* _What the task requires_:
Every entry must be repeated exactly. Exclude all pictures.

* _Records to process_:
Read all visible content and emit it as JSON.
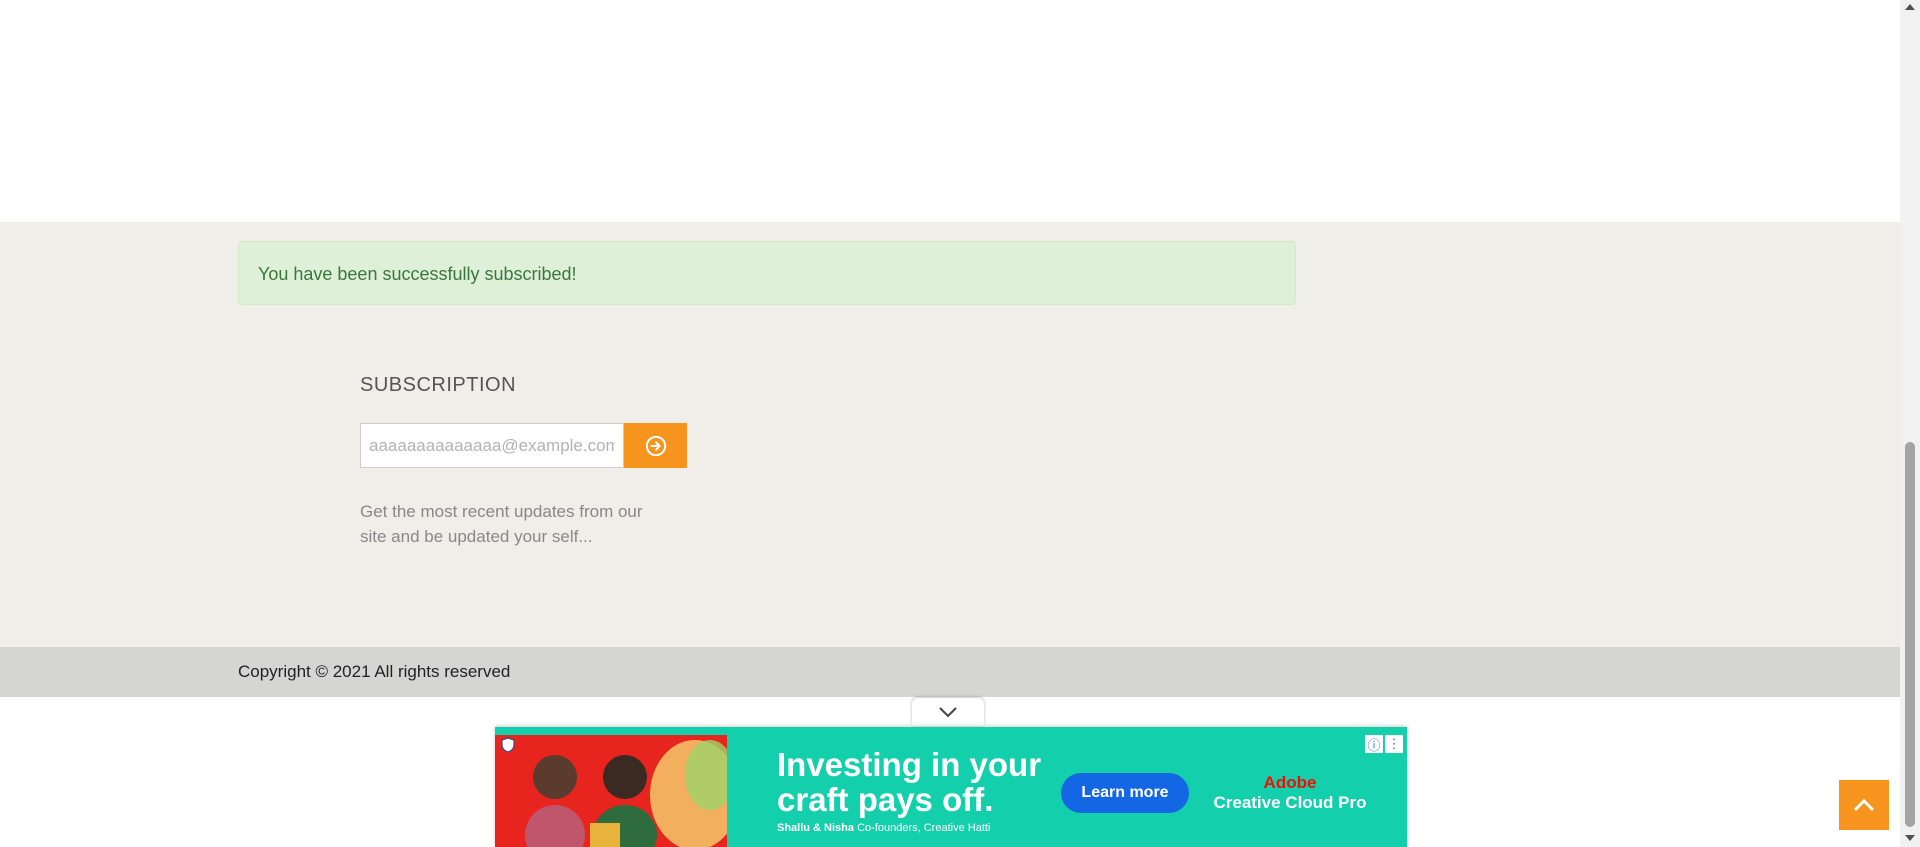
{
  "alert": {
    "message": "You have been successfully subscribed!"
  },
  "subscription": {
    "title": "SUBSCRIPTION",
    "email_value": "aaaaaaaaaaaaaa@example.com",
    "submit_icon": "arrow-circle-right-icon",
    "description": "Get the most recent updates from our site and be updated your self..."
  },
  "footer": {
    "copyright": "Copyright © 2021 All rights reserved"
  },
  "ad": {
    "headline_line1": "Investing in your",
    "headline_line2": "craft pays off.",
    "byline_names": "Shallu & Nisha",
    "byline_role": "Co-founders, Creative Hatti",
    "cta_label": "Learn more",
    "brand_name": "Adobe",
    "brand_product": "Creative Cloud Pro"
  },
  "colors": {
    "accent": "#f7941d",
    "footer_bg": "#efeee8",
    "copyright_bg": "#d5d6d1",
    "alert_bg": "#dff0d8",
    "alert_text": "#3c763d",
    "ad_bg": "#14cfab"
  }
}
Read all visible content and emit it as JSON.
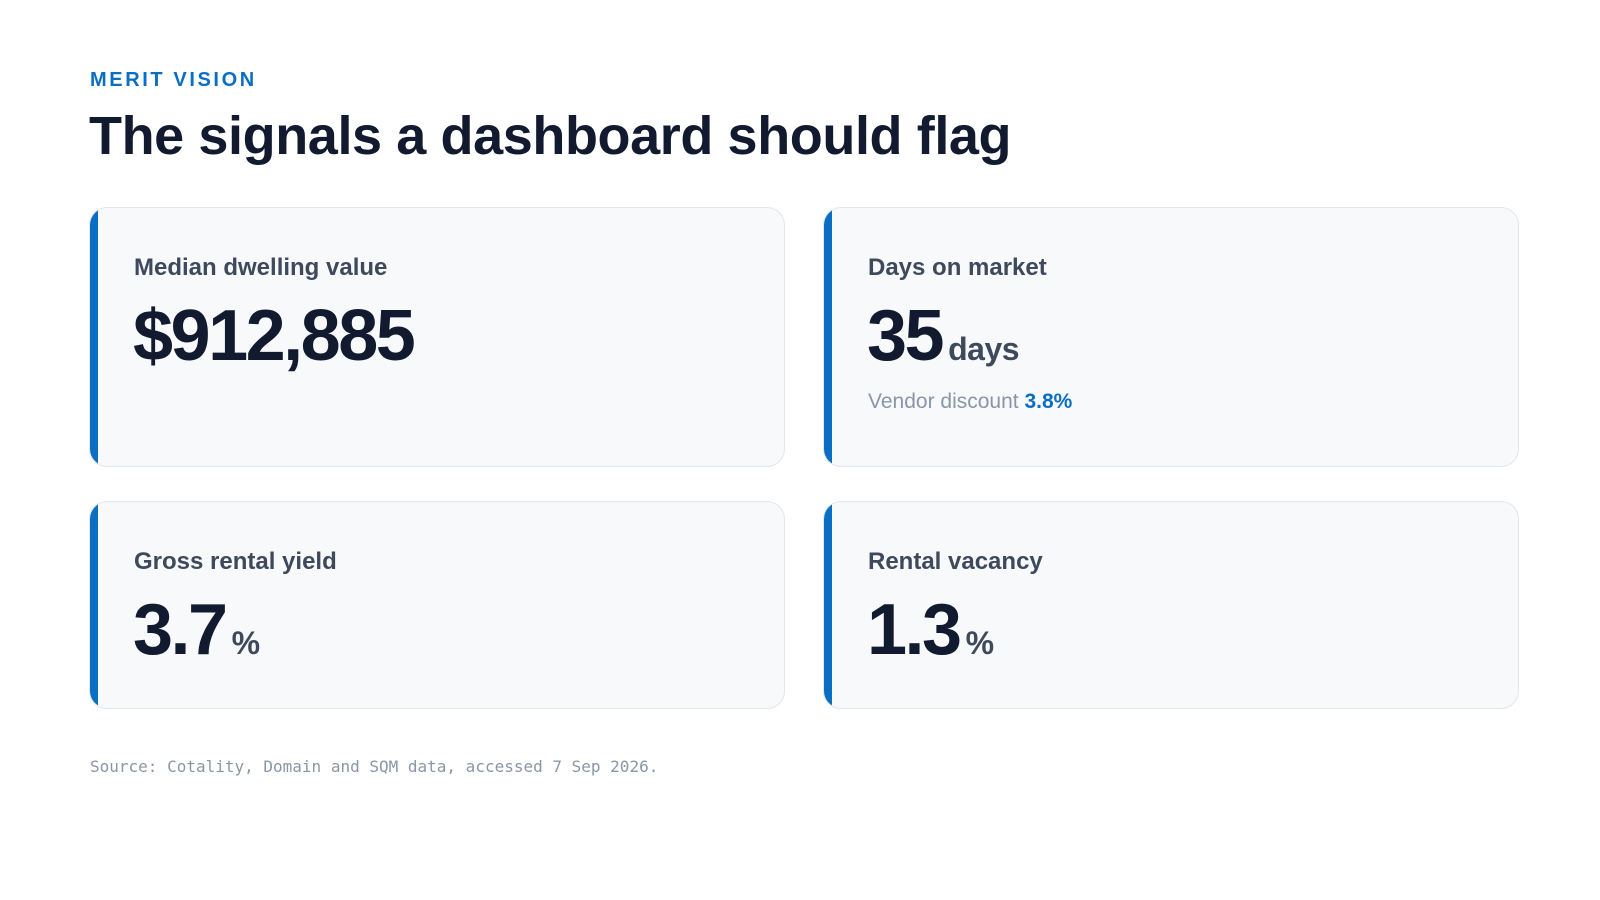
{
  "header": {
    "brand": "MERIT VISION",
    "title": "The signals a dashboard should flag"
  },
  "cards": [
    {
      "label": "Median dwelling value",
      "value": "$912,885",
      "unit": ""
    },
    {
      "label": "Days on market",
      "value": "35",
      "unit": "days",
      "sub_label": "Vendor discount",
      "sub_value": "3.8%"
    },
    {
      "label": "Gross rental yield",
      "value": "3.7",
      "unit": "%"
    },
    {
      "label": "Rental vacancy",
      "value": "1.3",
      "unit": "%"
    }
  ],
  "footer": {
    "source": "Source: Cotality, Domain and SQM data, accessed 7 Sep 2026."
  },
  "colors": {
    "accent": "#0a6fc2",
    "title": "#111a2e",
    "label": "#3e4a5c",
    "muted": "#8a96a8",
    "card_bg": "#f8f9fb"
  }
}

* _Exercise result_:
Read all visible content and emit it as JSON.
{
  "alert": {
    "message": "You have been successfully subscribed!"
  },
  "subscription": {
    "title": "SUBSCRIPTION",
    "email_value": "aaaaaaaaaaaaaa@example.com",
    "submit_icon": "arrow-circle-right-icon",
    "description": "Get the most recent updates from our site and be updated your self..."
  },
  "footer": {
    "copyright": "Copyright © 2021 All rights reserved"
  },
  "ad": {
    "headline_line1": "Investing in your",
    "headline_line2": "craft pays off.",
    "byline_names": "Shallu & Nisha",
    "byline_role": "Co-founders, Creative Hatti",
    "cta_label": "Learn more",
    "brand_name": "Adobe",
    "brand_product": "Creative Cloud Pro"
  },
  "colors": {
    "accent": "#f7941d",
    "footer_bg": "#efeee8",
    "copyright_bg": "#d5d6d1",
    "alert_bg": "#dff0d8",
    "alert_text": "#3c763d",
    "ad_bg": "#14cfab"
  }
}
Read all visible content and emit it as JSON.
{
  "header": {
    "brand": "MERIT VISION",
    "title": "The signals a dashboard should flag"
  },
  "cards": [
    {
      "label": "Median dwelling value",
      "value": "$912,885",
      "unit": ""
    },
    {
      "label": "Days on market",
      "value": "35",
      "unit": "days",
      "sub_label": "Vendor discount",
      "sub_value": "3.8%"
    },
    {
      "label": "Gross rental yield",
      "value": "3.7",
      "unit": "%"
    },
    {
      "label": "Rental vacancy",
      "value": "1.3",
      "unit": "%"
    }
  ],
  "footer": {
    "source": "Source: Cotality, Domain and SQM data, accessed 7 Sep 2026."
  },
  "colors": {
    "accent": "#0a6fc2",
    "title": "#111a2e",
    "label": "#3e4a5c",
    "muted": "#8a96a8",
    "card_bg": "#f8f9fb"
  }
}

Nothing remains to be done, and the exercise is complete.